→ Was zu tun ist
a) Welche beiden Preise hat Colson Whiteheads Roman laut dem Auszug gewonnen?
b) Gib bitte aus dem Auszug den Wortlaut von „Mit seinem jüngsten“ bis einschließlich „deutscher Übersetzung erschienen.“ unverändert aus.

Colson Whiteheads "Underground Railroad"

Mit seinem jüngsten Roman gelang dem 1969 geborenen Schriftsteller Colson Whitehead der literarische Durchbruch: Die Geschichte einer Sklavin, der Mitte des 19. Jahrhunderts die Flucht aus einer Baumwollplantage gelingt, gewann den National Book Award und den Pulitzer-Preis und ist außerdem im Rennen um den renommierten Man Booker Prize. "Underground Railroad" stand im Vorjahr monatelang auf der Bestenliste der "New York Times", nun ist er in deutscher Übersetzung erschienen.

Mittagsjournal, 24.8.2017

Judith Hoffmann

"Je südlicher, desto brutaler"

Die Großmutter war einst als Sklavin auf der Baumwollplantage gelandet. Der Mutter gelang es als einziger, unbehelligt von dort zu fliehen. Sie selbst, Cora, blieb damals als Zehnjährige allein zurück im Sklavendorf, bis sie eines Tages von Caesar zur gemeinsamen Flucht animiert wird, vor den unerträglichen Zuständen täglicher Folter und Demütigung, willkürlicher Auspeitschungen und Vergewaltigungen.

Colson Whitehead: "Je südlicher, desto brutaler das Sklavensystem. Und für Frauen ist es ein noch viel größerer Horror als für Männer. Sie sind angehalten, möglichst viele Kinder, also Arbeitskräfte, hervorzubringen; ihr Körper gehört nicht ihnen, sondern dem Sklavenhalter oder anderen Sklaven. Es gibt kein Gesetz auf der Plantage, nur die Launen des Besitzers."

"Schreib die Geschichte, vor der Du Angst hast"

Die Idee zum Roman sei ihm schon vor 16 Jahren gekommen, so der Autor, er habe sich der Geschichte damals allerdings nicht gewachsen gefühlt und erst Jahre später einen Rat beherzigt, den er seinen Studenten regelmäßig gibt: "Wenn eine Geschichte beängstigend oder zu herausfordernd klingt, dann ist es vielleicht genau die, die du schreiben sollst. Schreib niemals eine, von der du weißt, dass du sie schaffst, sondern die, vor der du dich vor Angst in die Hose machst.

Buchcover, "Underground Railroad"

→ Gegebene Einträge

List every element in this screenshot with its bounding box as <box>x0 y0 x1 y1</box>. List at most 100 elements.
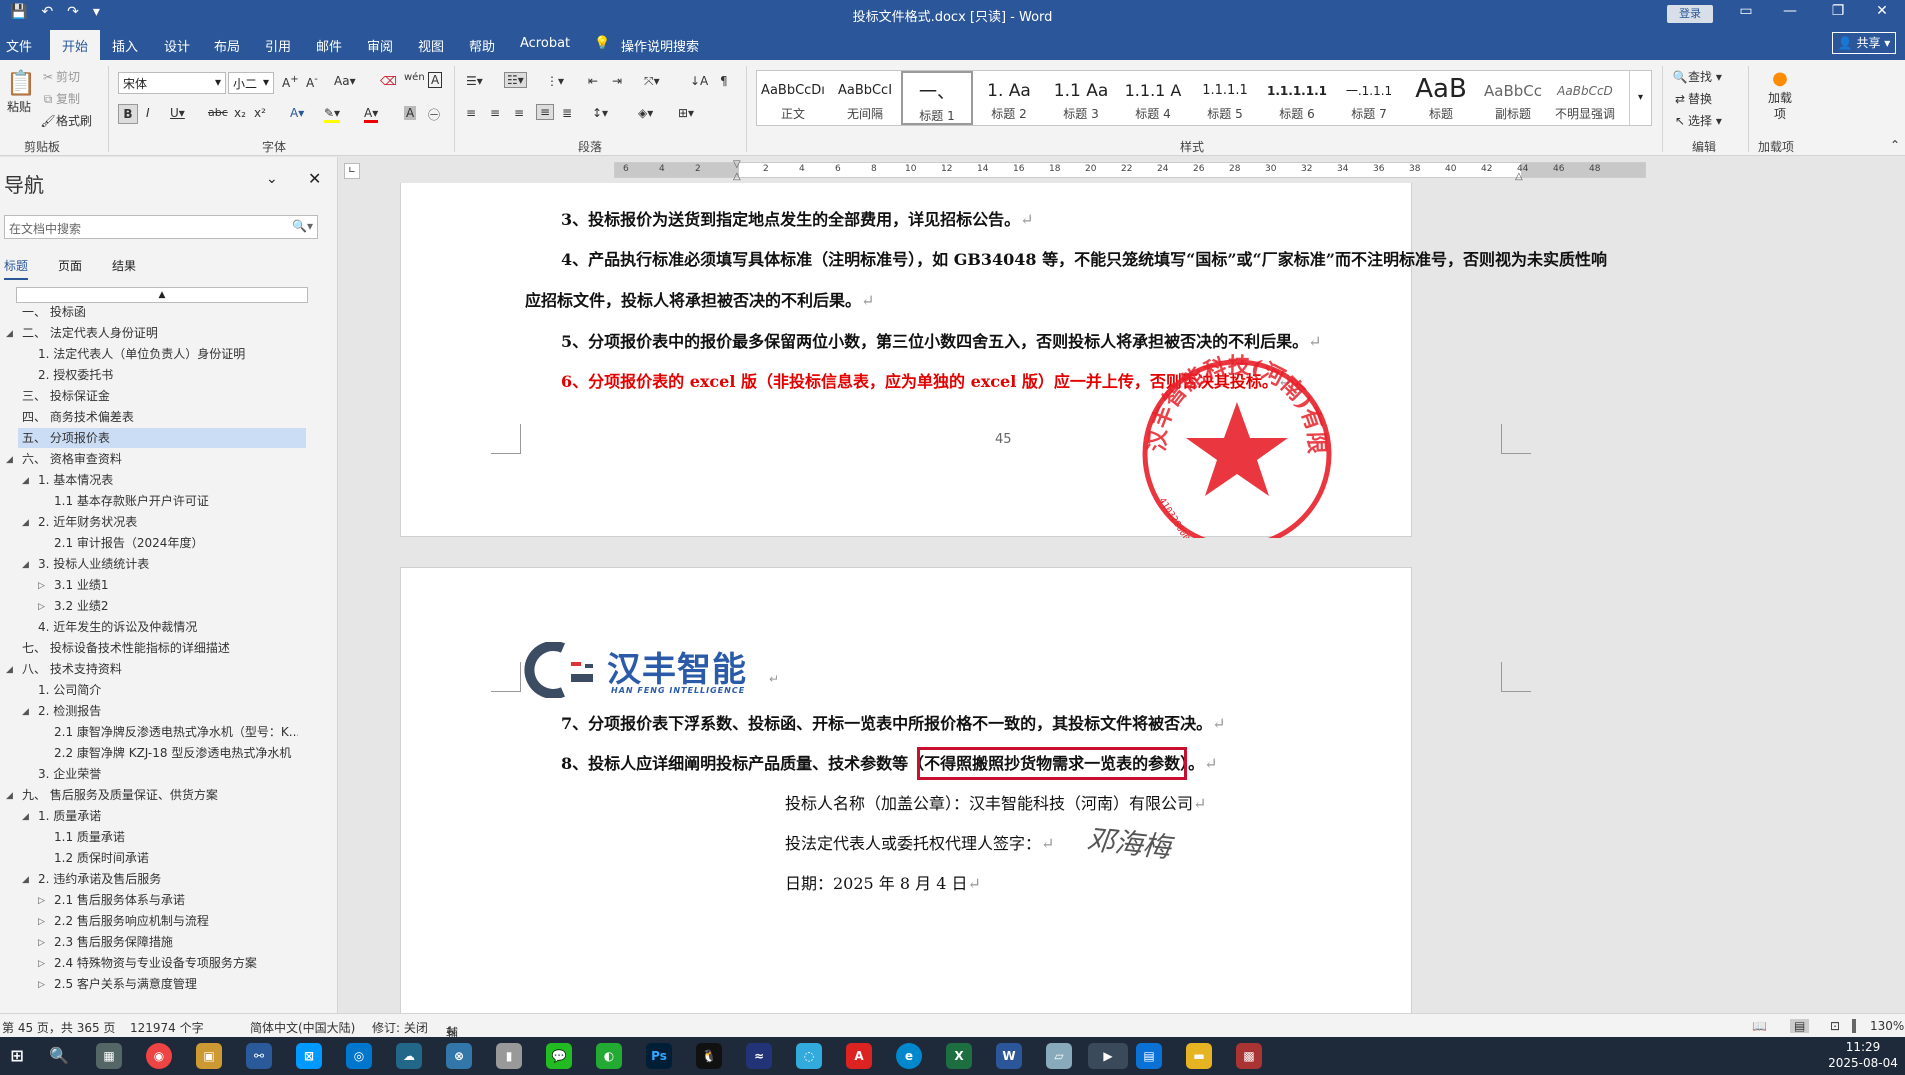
expand-triangle-icon[interactable]: ▷ <box>38 959 45 969</box>
grow-font-icon[interactable]: A+ <box>282 74 299 90</box>
shrink-font-icon[interactable]: A- <box>306 74 318 90</box>
chevron-down-icon[interactable]: ⌄ <box>266 171 278 187</box>
paragraph-8[interactable]: 8、投标人应详细阐明投标产品质量、技术参数等（不得照搬照抄货物需求一览表的参数）… <box>561 747 1218 780</box>
page-count-status[interactable]: 第 45 页，共 365 页 <box>2 1019 115 1036</box>
multilevel-list-icon[interactable]: ⋮▾ <box>546 74 564 88</box>
web-layout-icon[interactable]: ⊡ <box>1830 1019 1840 1033</box>
list-item[interactable]: 七、 投标设备技术性能指标的详细描述 <box>22 638 322 658</box>
read-mode-icon[interactable]: 📖 <box>1752 1019 1767 1033</box>
cloud-icon[interactable]: ☁ <box>396 1043 422 1069</box>
list-item[interactable]: 3.1 业绩1 <box>54 575 322 595</box>
wechat-icon[interactable]: 💬 <box>546 1043 572 1069</box>
word-icon[interactable]: W <box>996 1043 1022 1069</box>
app-icon[interactable]: ◎ <box>346 1043 372 1069</box>
change-case-icon[interactable]: Aa▾ <box>334 74 356 88</box>
character-border-icon[interactable]: A <box>428 72 443 88</box>
search-icon[interactable]: 🔍 <box>46 1043 72 1069</box>
media-icon[interactable]: ◐ <box>596 1043 622 1069</box>
list-item[interactable]: 2.4 特殊物资与专业设备专项服务方案 <box>54 953 322 973</box>
copy-button[interactable]: ⧉ 复制 <box>40 90 80 107</box>
expand-triangle-icon[interactable]: ▷ <box>38 938 45 948</box>
zoom-slider[interactable] <box>1852 1019 1856 1033</box>
replace-button[interactable]: ⇄ 替换 <box>1672 90 1712 107</box>
list-item[interactable]: 3. 投标人业绩统计表 <box>38 554 322 574</box>
sort-icon[interactable]: ↓A <box>690 74 708 88</box>
right-indent-marker-icon[interactable]: △ <box>1515 171 1523 182</box>
collapse-triangle-icon[interactable]: ◢ <box>6 455 13 465</box>
notes-icon[interactable]: ▱ <box>1046 1043 1072 1069</box>
browser-icon[interactable]: ◉ <box>146 1043 172 1069</box>
asian-layout-icon[interactable]: ⤧▾ <box>644 74 660 89</box>
files-icon[interactable]: ▮ <box>496 1043 522 1069</box>
list-item[interactable]: 1. 公司简介 <box>38 680 322 700</box>
paragraph-3[interactable]: 3、投标报价为送货到指定地点发生的全部费用，详见招标公告。↵ <box>561 206 1034 230</box>
shading-icon[interactable]: ◈▾ <box>638 106 653 120</box>
list-item[interactable]: 一、 投标函 <box>22 302 322 322</box>
style-subtle-emphasis[interactable]: AaBbCcD 不明显强调 <box>1549 71 1621 125</box>
font-color-icon[interactable]: A▾ <box>364 106 379 123</box>
qq-icon[interactable]: 🐧 <box>696 1043 722 1069</box>
italic-button[interactable]: I <box>146 106 150 120</box>
tab-selector-icon[interactable]: ∟ <box>344 163 360 179</box>
list-item[interactable]: 2.5 客户关系与满意度管理 <box>54 974 322 994</box>
collapse-all-bar[interactable]: ▲ <box>16 287 308 303</box>
font-size-combo[interactable]: 小二 ▾ <box>228 72 274 94</box>
list-item[interactable]: 1.1 质量承诺 <box>54 827 322 847</box>
system-clock[interactable]: 11:29 2025-08-04 <box>1826 1039 1900 1071</box>
bidder-name-line[interactable]: 投标人名称（加盖公章）：汉丰智能科技（河南）有限公司↵ <box>785 790 1206 814</box>
bullets-icon[interactable]: ☰▾ <box>466 74 483 88</box>
list-item[interactable]: 2. 近年财务状况表 <box>38 512 322 532</box>
distributed-icon[interactable]: ≣ <box>562 106 572 120</box>
select-button[interactable]: ↖ 选择 ▾ <box>1672 112 1722 129</box>
justify-icon[interactable]: ≡ <box>536 104 555 120</box>
style-heading-5[interactable]: 1.1.1.1 标题 5 <box>1189 71 1261 125</box>
close-icon[interactable]: ✕ <box>308 169 321 188</box>
collapse-triangle-icon[interactable]: ◢ <box>22 476 29 486</box>
photoshop-icon[interactable]: Ps <box>646 1043 672 1069</box>
subscript-button[interactable]: x₂ <box>234 106 246 120</box>
collapse-triangle-icon[interactable]: ◢ <box>22 707 29 717</box>
list-item[interactable]: 九、 售后服务及质量保证、供货方案 <box>22 785 322 805</box>
search-icon[interactable]: 🔍▾ <box>292 219 313 233</box>
expand-triangle-icon[interactable]: ▷ <box>38 602 45 612</box>
edge-icon[interactable]: e <box>896 1043 922 1069</box>
align-right-icon[interactable]: ≡ <box>514 106 524 120</box>
close-icon[interactable]: ✕ <box>1862 3 1902 19</box>
share-button[interactable]: 👤 共享 ▾ <box>1832 32 1896 54</box>
strikethrough-button[interactable]: abc <box>208 106 228 119</box>
text-effects-icon[interactable]: A▾ <box>290 106 304 120</box>
collapse-triangle-icon[interactable]: ◢ <box>6 329 13 339</box>
collapse-triangle-icon[interactable]: ◢ <box>6 791 13 801</box>
expand-triangle-icon[interactable]: ▷ <box>38 581 45 591</box>
decrease-indent-icon[interactable]: ⇤ <box>588 74 598 88</box>
nav-tab-headings[interactable]: 标题 <box>4 257 29 280</box>
excel-icon[interactable]: X <box>946 1043 972 1069</box>
tab-acrobat[interactable]: Acrobat <box>520 36 570 51</box>
word-count-status[interactable]: 121974 个字 <box>130 1019 204 1036</box>
nav-tab-results[interactable]: 结果 <box>112 257 136 280</box>
nav-search-input[interactable]: 在文档中搜索 🔍▾ <box>4 215 318 239</box>
collapse-triangle-icon[interactable]: ◢ <box>6 665 13 675</box>
list-item-selected[interactable]: 五、 分项报价表 <box>18 428 306 448</box>
left-indent-marker-icon[interactable]: △ <box>733 171 741 182</box>
login-button[interactable]: 登录 <box>1667 5 1713 23</box>
list-item[interactable]: 3. 企业荣誉 <box>38 764 322 784</box>
ribbon-display-options-icon[interactable]: ▭ <box>1726 3 1766 19</box>
date-line[interactable]: 日期：2025 年 8 月 4 日↵ <box>785 870 981 894</box>
maximize-icon[interactable]: ❐ <box>1818 3 1858 19</box>
list-item[interactable]: 1. 质量承诺 <box>38 806 322 826</box>
paragraph-7[interactable]: 7、分项报价表下浮系数、投标函、开标一览表中所报价格不一致的，其投标文件将被否决… <box>561 710 1226 734</box>
active-app-icon[interactable]: ▶ <box>1088 1043 1128 1069</box>
expand-triangle-icon[interactable]: ▷ <box>38 980 45 990</box>
acrobat-icon[interactable]: A <box>846 1043 872 1069</box>
explorer-icon[interactable]: ▣ <box>196 1043 222 1069</box>
format-painter-button[interactable]: 🖌格式刷 <box>40 112 92 129</box>
styles-more-icon[interactable]: ▾ <box>1629 71 1651 125</box>
paragraph-4[interactable]: 4、产品执行标准必须填写具体标准（注明标准号），如 GB34048 等，不能只笼… <box>561 246 1607 270</box>
style-subtitle[interactable]: AaBbCc 副标题 <box>1477 71 1549 125</box>
list-item[interactable]: 八、 技术支持资料 <box>22 659 322 679</box>
list-item[interactable]: 2.1 康智净牌反渗透电热式净水机（型号：K... <box>54 722 298 742</box>
style-heading-4[interactable]: 1.1.1 A 标题 4 <box>1117 71 1189 125</box>
windows-start-icon[interactable]: ⊞ <box>4 1043 30 1069</box>
list-item[interactable]: 2.2 售后服务响应机制与流程 <box>54 911 322 931</box>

→ Antworten
a) Den National Book Award und den Pulitzer-Preis.

b)
Mit seinem jüngsten Roman gelang dem 1969 geborenen Schriftsteller Colson Whitehead der literarische Durchbruch: Die Geschichte einer Sklavin, der Mitte des 19. Jahrhunderts die Flucht aus einer Baumwollplantage gelingt, gewann den National Book Award und den Pulitzer-Preis und ist außerdem im Rennen um den renommierten Man Booker Prize. "Underground Railroad" stand im Vorjahr monatelang auf der Bestenliste der "New York Times", nun ist er in deutscher Übersetzung erschienen.